Copy out all lines that carry the word "JSON".

>> begin Input records

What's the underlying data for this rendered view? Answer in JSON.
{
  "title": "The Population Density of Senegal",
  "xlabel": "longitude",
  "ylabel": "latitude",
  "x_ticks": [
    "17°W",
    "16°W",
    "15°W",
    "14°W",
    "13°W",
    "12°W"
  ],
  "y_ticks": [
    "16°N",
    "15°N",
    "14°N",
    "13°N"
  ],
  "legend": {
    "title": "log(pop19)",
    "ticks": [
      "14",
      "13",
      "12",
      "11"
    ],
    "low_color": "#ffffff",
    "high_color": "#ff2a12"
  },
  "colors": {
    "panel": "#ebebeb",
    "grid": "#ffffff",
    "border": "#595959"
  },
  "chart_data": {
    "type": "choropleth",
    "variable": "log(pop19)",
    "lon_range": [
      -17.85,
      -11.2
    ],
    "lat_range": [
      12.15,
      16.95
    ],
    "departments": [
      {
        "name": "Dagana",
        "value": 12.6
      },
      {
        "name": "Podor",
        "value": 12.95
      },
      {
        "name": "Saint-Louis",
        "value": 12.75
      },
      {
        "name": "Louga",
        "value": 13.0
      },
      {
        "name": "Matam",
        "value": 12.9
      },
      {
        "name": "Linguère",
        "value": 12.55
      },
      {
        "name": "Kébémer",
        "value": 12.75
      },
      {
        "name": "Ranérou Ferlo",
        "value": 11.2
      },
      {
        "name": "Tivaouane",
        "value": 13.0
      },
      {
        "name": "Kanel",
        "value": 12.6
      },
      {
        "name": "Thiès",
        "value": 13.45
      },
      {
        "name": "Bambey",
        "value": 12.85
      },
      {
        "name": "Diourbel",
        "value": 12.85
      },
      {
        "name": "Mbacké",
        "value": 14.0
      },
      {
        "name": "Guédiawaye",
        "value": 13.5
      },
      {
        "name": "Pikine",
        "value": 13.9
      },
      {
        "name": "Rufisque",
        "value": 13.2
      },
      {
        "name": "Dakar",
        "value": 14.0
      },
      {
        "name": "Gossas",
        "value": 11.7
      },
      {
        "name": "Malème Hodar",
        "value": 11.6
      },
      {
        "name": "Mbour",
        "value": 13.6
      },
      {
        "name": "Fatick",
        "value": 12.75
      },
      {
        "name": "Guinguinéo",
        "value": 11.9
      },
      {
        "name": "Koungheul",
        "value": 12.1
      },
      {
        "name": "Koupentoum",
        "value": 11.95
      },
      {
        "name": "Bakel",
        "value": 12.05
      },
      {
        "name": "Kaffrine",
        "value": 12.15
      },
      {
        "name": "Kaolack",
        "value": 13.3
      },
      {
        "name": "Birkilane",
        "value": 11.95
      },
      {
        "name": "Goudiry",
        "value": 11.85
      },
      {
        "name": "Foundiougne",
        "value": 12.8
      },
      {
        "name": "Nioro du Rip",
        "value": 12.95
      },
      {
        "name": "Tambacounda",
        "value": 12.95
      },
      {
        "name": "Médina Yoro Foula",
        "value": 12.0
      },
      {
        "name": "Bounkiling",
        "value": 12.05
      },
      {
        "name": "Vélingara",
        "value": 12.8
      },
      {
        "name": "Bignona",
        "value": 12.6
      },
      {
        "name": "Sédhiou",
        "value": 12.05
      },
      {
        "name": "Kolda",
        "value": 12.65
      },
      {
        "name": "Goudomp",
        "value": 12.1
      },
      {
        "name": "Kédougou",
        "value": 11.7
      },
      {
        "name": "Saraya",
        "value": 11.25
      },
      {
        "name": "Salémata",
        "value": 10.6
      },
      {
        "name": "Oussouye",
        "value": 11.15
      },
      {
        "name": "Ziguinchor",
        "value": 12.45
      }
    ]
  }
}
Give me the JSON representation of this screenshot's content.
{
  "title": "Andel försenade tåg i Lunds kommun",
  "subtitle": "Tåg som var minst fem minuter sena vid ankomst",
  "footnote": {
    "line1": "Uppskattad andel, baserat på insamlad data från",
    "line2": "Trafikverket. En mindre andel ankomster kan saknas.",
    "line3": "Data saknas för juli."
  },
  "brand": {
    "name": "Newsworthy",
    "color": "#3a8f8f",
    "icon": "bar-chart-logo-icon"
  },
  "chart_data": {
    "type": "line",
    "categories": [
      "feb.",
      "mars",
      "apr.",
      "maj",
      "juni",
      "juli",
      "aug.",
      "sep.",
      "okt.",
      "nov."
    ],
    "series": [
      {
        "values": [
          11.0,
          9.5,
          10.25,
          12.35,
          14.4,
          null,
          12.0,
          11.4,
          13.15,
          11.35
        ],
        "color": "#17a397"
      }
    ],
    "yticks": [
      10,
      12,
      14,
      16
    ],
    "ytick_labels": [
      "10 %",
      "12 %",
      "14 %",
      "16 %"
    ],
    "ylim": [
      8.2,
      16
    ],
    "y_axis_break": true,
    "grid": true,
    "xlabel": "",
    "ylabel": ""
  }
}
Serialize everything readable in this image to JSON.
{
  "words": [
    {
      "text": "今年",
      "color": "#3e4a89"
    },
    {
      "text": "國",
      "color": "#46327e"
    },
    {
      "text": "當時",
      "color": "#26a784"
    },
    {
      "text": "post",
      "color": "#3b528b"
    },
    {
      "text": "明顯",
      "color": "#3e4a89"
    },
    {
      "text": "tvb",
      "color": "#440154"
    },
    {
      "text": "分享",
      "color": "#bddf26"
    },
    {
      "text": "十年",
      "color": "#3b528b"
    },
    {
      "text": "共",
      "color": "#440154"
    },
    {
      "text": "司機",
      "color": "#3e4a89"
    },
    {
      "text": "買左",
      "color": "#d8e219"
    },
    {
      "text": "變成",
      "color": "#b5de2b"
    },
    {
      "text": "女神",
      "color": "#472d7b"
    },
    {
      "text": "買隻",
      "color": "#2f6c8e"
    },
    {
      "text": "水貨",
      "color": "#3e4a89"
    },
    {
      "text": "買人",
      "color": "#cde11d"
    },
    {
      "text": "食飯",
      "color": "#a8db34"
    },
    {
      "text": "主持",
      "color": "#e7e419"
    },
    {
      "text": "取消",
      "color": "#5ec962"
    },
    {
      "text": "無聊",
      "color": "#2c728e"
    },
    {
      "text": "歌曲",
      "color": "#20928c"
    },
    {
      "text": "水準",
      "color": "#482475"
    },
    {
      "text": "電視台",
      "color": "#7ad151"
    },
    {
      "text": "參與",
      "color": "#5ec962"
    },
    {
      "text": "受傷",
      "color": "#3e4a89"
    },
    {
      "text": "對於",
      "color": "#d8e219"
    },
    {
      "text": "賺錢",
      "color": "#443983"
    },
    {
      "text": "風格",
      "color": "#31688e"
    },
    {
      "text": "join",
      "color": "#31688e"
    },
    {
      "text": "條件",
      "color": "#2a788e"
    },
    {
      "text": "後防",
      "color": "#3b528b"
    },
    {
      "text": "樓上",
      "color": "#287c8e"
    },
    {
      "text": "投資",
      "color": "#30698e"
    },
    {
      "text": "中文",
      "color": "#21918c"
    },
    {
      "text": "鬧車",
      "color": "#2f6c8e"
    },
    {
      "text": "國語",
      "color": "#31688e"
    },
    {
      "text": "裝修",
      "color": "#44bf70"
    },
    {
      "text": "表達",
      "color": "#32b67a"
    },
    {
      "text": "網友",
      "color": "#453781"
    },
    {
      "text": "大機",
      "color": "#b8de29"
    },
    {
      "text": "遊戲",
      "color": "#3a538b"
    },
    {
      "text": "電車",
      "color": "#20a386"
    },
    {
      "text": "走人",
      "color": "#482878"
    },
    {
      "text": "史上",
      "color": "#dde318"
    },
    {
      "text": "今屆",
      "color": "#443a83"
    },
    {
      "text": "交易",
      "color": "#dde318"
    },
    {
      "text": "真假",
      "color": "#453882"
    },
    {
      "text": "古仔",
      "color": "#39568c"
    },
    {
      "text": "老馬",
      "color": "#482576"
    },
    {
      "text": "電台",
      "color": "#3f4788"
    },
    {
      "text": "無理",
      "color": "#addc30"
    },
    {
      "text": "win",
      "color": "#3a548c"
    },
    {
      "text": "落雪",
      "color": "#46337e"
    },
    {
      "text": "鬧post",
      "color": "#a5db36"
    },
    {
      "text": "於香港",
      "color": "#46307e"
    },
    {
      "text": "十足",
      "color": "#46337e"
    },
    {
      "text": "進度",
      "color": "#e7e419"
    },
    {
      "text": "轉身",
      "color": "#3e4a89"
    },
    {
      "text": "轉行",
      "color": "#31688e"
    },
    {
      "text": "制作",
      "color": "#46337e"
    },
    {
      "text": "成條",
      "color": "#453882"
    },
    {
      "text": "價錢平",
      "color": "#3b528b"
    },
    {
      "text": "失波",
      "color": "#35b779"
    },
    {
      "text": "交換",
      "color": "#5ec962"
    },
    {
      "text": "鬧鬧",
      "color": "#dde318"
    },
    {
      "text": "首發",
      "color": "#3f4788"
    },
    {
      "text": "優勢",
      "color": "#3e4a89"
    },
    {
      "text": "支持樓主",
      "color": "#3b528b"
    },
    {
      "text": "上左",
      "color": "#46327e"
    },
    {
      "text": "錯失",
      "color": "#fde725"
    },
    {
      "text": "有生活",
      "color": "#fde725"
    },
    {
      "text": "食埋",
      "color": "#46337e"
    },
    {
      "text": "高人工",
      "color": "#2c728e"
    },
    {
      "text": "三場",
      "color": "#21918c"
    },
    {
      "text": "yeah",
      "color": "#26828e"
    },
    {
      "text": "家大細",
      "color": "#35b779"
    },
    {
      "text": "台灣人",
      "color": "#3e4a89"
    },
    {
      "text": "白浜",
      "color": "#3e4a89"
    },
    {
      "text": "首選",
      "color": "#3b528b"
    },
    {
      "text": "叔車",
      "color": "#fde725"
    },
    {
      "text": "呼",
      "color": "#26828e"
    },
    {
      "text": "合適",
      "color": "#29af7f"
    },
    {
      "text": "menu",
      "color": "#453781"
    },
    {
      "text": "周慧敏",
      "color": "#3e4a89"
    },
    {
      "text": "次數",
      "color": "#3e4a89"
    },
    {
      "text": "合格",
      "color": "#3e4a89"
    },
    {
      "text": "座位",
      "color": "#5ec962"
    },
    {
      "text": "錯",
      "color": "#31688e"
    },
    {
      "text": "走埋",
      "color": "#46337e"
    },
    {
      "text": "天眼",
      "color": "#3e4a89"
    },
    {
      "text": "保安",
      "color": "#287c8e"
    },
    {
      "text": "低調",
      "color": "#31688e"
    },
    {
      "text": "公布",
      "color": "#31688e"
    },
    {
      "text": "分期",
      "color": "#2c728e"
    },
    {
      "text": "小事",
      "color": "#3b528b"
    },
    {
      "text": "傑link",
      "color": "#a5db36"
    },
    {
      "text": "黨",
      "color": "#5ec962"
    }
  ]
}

>> end Input records

[Response to this task]
What's the underlying data for this rendered view? Answer in JSON.
Give me the JSON representation of this screenshot's content.
Serialize everything readable in this image to JSON.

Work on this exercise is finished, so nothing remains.